BEGIN Data for this task

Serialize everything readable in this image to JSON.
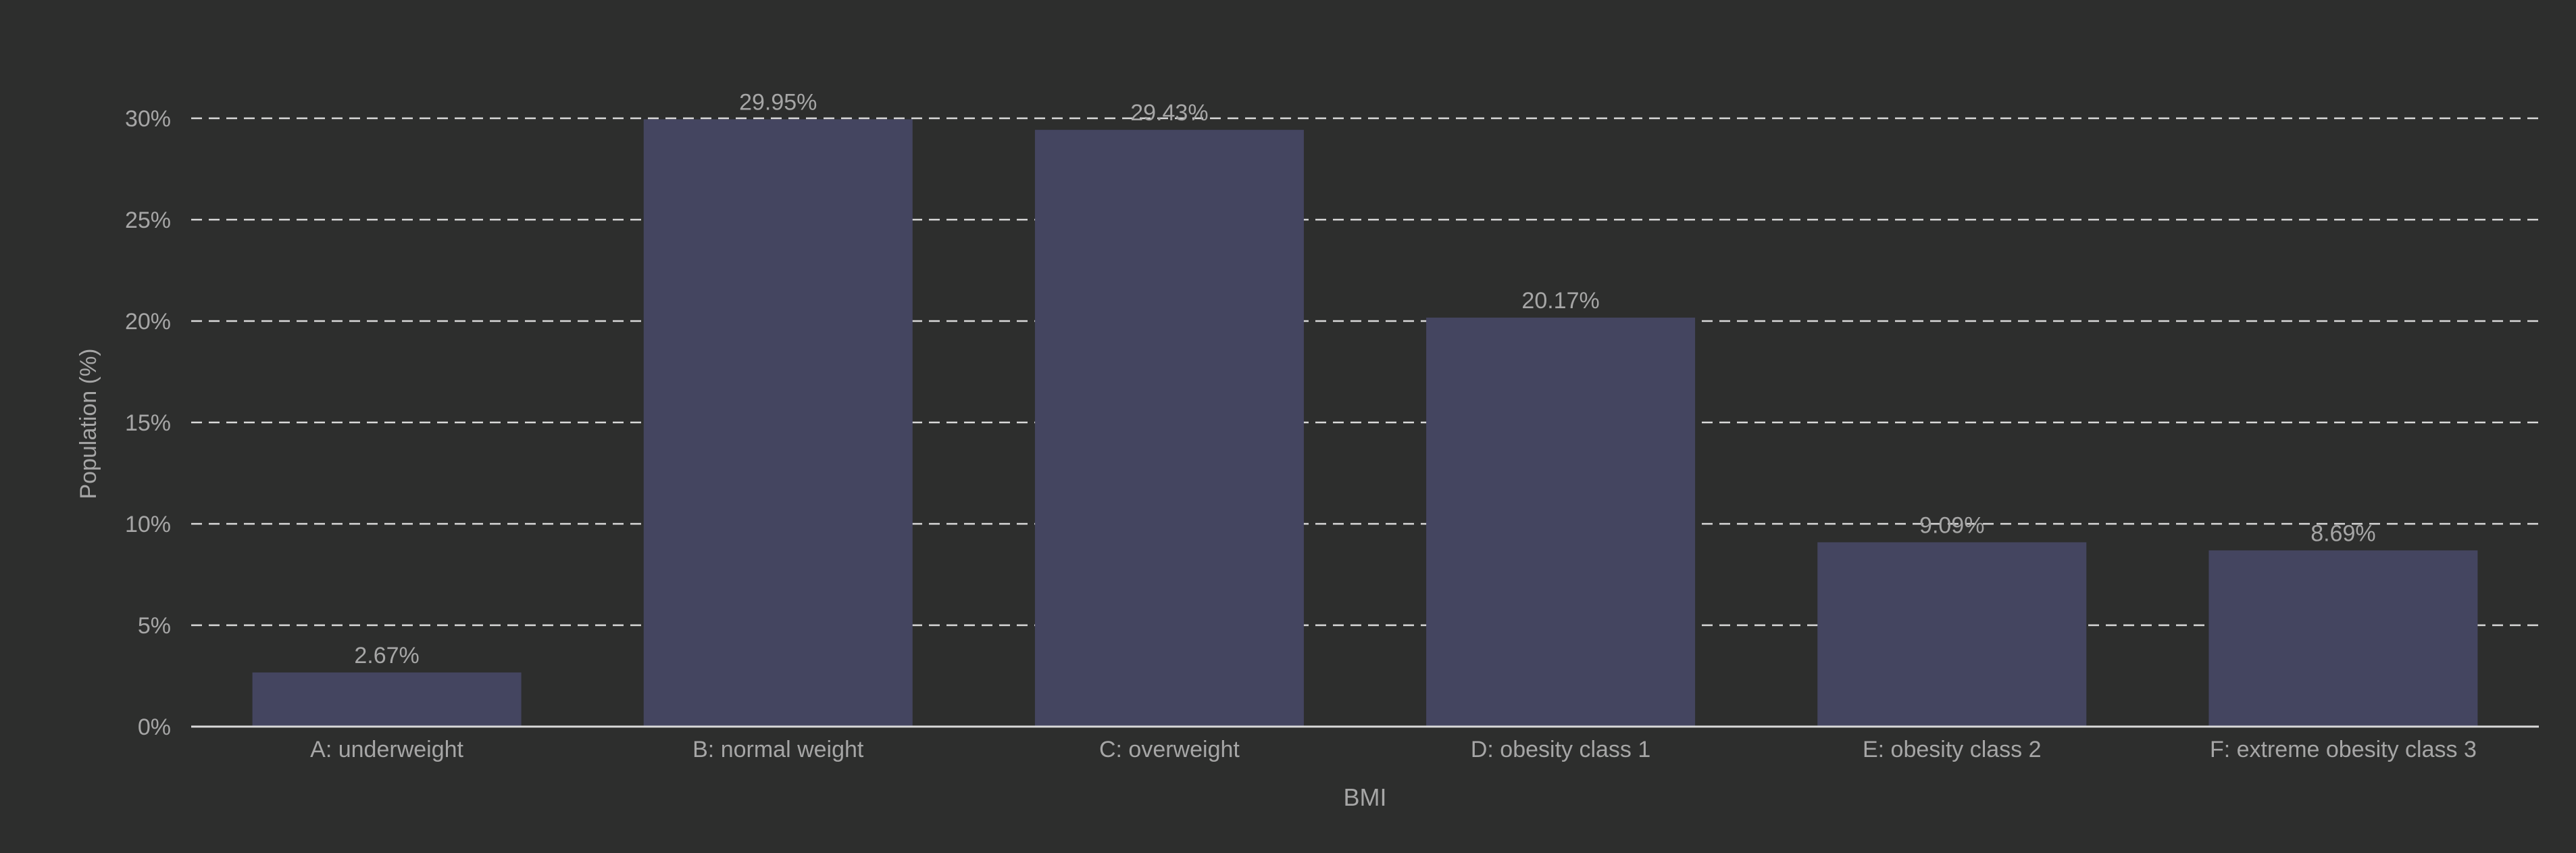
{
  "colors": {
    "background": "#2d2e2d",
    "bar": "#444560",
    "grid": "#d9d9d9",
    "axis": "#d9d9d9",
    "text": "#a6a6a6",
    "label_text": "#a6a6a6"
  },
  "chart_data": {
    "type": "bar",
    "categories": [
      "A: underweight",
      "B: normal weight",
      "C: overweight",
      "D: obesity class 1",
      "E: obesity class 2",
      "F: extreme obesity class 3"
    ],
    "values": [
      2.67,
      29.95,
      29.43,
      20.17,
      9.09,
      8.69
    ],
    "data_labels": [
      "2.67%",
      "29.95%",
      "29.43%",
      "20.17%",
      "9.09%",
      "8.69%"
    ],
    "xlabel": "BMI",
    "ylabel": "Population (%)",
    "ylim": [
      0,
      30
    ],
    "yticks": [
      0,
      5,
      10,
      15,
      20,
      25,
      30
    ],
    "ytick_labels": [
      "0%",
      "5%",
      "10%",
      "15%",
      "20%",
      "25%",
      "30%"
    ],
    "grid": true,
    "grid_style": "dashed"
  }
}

END Data for this task

To be done >> Verbatim reproduction of every record is required; images are left out.

Answer >>
Serialize everything readable in this image to JSON.
{
  "colors": {
    "background": "#2d2e2d",
    "bar": "#444560",
    "grid": "#d9d9d9",
    "axis": "#d9d9d9",
    "text": "#a6a6a6",
    "label_text": "#a6a6a6"
  },
  "chart_data": {
    "type": "bar",
    "categories": [
      "A: underweight",
      "B: normal weight",
      "C: overweight",
      "D: obesity class 1",
      "E: obesity class 2",
      "F: extreme obesity class 3"
    ],
    "values": [
      2.67,
      29.95,
      29.43,
      20.17,
      9.09,
      8.69
    ],
    "data_labels": [
      "2.67%",
      "29.95%",
      "29.43%",
      "20.17%",
      "9.09%",
      "8.69%"
    ],
    "xlabel": "BMI",
    "ylabel": "Population (%)",
    "ylim": [
      0,
      30
    ],
    "yticks": [
      0,
      5,
      10,
      15,
      20,
      25,
      30
    ],
    "ytick_labels": [
      "0%",
      "5%",
      "10%",
      "15%",
      "20%",
      "25%",
      "30%"
    ],
    "grid": true,
    "grid_style": "dashed"
  }
}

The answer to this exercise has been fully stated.